Find and copy every line in the records that includes the string "Lakh".
-*-
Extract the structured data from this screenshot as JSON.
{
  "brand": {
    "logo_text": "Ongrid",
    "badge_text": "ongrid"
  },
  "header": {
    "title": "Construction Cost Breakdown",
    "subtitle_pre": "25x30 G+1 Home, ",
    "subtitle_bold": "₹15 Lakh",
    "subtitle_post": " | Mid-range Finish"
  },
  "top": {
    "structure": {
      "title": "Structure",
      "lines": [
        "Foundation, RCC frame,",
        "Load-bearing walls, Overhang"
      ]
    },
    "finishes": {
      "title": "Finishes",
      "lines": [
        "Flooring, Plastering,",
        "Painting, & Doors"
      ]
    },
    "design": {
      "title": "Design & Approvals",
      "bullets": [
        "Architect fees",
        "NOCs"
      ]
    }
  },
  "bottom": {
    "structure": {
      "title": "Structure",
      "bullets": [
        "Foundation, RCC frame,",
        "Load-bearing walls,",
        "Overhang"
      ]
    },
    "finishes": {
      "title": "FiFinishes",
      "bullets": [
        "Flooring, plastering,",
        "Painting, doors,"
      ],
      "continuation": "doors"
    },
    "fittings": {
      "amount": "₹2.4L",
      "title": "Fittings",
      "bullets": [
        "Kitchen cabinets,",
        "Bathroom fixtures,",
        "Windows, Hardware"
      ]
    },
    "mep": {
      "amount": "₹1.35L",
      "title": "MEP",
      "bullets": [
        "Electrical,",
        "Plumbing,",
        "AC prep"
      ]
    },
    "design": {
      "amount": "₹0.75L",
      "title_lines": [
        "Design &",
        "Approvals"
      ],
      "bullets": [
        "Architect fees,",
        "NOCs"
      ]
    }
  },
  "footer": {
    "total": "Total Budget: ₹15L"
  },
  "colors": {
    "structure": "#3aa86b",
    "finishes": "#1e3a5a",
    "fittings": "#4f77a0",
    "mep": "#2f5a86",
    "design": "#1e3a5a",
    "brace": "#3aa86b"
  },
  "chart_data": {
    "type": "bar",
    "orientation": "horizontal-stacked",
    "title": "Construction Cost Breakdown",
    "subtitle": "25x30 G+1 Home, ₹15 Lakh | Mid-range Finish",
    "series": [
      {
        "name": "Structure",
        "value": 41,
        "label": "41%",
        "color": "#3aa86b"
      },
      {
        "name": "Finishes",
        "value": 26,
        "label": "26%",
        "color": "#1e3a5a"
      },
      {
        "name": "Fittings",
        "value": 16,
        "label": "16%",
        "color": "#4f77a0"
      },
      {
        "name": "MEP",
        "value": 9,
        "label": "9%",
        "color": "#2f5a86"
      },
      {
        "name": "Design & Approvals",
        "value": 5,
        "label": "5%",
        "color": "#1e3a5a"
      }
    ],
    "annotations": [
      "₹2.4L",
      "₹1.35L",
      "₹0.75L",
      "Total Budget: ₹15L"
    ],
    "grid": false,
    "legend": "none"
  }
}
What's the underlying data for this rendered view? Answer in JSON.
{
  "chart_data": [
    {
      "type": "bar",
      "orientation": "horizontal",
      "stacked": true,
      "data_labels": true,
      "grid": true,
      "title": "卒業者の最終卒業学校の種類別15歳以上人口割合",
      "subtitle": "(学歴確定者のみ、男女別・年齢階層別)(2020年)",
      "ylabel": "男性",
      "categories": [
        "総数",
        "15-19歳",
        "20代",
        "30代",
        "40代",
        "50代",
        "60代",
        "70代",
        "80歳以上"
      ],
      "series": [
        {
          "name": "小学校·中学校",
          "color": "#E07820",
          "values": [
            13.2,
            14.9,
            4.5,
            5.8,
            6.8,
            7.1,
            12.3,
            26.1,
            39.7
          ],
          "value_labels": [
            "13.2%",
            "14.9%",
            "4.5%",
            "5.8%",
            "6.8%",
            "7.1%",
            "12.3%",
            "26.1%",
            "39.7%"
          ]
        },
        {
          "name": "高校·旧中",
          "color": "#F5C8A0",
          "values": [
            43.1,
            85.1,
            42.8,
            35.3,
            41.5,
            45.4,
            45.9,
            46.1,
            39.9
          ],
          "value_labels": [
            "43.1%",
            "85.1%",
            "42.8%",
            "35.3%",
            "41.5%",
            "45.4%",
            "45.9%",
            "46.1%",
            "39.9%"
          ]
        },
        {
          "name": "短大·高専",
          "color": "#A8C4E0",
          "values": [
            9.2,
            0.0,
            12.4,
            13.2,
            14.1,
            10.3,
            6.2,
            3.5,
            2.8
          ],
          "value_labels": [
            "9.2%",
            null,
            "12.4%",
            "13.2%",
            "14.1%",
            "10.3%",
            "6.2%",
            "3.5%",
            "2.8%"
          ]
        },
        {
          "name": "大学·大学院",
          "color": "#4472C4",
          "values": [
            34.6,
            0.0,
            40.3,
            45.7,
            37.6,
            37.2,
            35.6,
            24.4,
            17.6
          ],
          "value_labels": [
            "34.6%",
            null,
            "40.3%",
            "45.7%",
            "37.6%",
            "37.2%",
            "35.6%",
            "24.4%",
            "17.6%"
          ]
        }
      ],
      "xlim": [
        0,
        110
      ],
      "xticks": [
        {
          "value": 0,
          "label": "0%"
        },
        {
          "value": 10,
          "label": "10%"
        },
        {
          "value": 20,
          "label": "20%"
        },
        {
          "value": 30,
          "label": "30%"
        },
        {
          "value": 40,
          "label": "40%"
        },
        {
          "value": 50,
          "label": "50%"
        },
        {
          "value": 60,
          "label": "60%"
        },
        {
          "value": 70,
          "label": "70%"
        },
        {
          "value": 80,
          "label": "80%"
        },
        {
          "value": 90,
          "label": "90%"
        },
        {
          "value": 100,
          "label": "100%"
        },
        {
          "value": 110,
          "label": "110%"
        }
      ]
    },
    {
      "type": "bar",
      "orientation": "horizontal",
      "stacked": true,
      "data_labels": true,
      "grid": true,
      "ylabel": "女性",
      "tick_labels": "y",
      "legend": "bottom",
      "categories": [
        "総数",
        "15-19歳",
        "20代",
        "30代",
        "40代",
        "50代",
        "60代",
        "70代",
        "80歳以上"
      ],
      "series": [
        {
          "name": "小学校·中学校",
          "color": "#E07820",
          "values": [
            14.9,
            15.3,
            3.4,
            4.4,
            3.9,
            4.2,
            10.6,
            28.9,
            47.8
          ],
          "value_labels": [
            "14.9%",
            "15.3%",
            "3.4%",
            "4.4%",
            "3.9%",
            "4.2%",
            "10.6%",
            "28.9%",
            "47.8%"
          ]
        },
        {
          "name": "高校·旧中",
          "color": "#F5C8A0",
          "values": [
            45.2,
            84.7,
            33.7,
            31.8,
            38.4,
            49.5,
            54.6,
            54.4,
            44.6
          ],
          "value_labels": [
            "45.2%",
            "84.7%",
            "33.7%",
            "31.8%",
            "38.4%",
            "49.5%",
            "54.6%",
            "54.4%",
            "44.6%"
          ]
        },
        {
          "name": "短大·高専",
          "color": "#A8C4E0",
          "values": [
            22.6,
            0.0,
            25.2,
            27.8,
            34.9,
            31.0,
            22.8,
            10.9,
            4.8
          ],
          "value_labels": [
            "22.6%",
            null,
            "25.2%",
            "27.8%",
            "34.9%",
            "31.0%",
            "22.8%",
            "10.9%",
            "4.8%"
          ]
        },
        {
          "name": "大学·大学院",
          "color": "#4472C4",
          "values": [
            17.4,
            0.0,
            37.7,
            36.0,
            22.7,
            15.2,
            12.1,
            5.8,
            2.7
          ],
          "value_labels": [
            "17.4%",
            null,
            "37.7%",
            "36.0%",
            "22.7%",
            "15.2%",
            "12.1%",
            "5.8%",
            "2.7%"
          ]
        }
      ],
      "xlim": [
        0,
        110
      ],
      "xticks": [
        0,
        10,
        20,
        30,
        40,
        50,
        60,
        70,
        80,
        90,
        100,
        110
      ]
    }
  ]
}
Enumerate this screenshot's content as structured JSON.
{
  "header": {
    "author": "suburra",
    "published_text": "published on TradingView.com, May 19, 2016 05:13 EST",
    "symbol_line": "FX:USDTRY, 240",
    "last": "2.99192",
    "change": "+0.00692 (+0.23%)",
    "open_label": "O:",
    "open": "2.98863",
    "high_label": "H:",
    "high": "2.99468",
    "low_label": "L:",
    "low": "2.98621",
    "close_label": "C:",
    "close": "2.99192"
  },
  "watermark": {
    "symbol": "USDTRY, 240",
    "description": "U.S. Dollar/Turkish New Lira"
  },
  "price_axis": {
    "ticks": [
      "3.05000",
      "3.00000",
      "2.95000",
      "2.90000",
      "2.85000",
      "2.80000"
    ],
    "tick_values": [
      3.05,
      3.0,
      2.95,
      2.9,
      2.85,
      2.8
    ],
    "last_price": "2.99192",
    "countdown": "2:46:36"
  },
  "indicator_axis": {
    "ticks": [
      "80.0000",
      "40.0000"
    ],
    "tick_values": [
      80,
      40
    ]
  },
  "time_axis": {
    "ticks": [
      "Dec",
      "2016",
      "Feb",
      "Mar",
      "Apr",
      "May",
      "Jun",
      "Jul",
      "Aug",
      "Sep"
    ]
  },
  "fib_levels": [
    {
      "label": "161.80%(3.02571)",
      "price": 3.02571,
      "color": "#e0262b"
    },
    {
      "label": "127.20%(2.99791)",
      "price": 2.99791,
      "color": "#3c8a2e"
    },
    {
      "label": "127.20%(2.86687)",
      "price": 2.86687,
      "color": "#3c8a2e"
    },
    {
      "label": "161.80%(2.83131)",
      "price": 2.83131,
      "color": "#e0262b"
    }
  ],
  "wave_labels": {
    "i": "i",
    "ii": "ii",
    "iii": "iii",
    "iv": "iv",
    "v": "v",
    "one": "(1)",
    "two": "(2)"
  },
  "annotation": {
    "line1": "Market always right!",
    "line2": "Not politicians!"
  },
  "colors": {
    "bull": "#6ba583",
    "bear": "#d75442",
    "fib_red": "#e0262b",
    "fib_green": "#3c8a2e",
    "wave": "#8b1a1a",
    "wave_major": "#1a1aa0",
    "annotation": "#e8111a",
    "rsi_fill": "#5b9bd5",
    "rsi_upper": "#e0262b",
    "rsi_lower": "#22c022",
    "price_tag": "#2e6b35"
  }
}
-*-
ANSWER TO THE TASK
    "subtitle_bold": "₹15 Lakh",
    "subtitle": "25x30 G+1 Home, ₹15 Lakh | Mid-range Finish",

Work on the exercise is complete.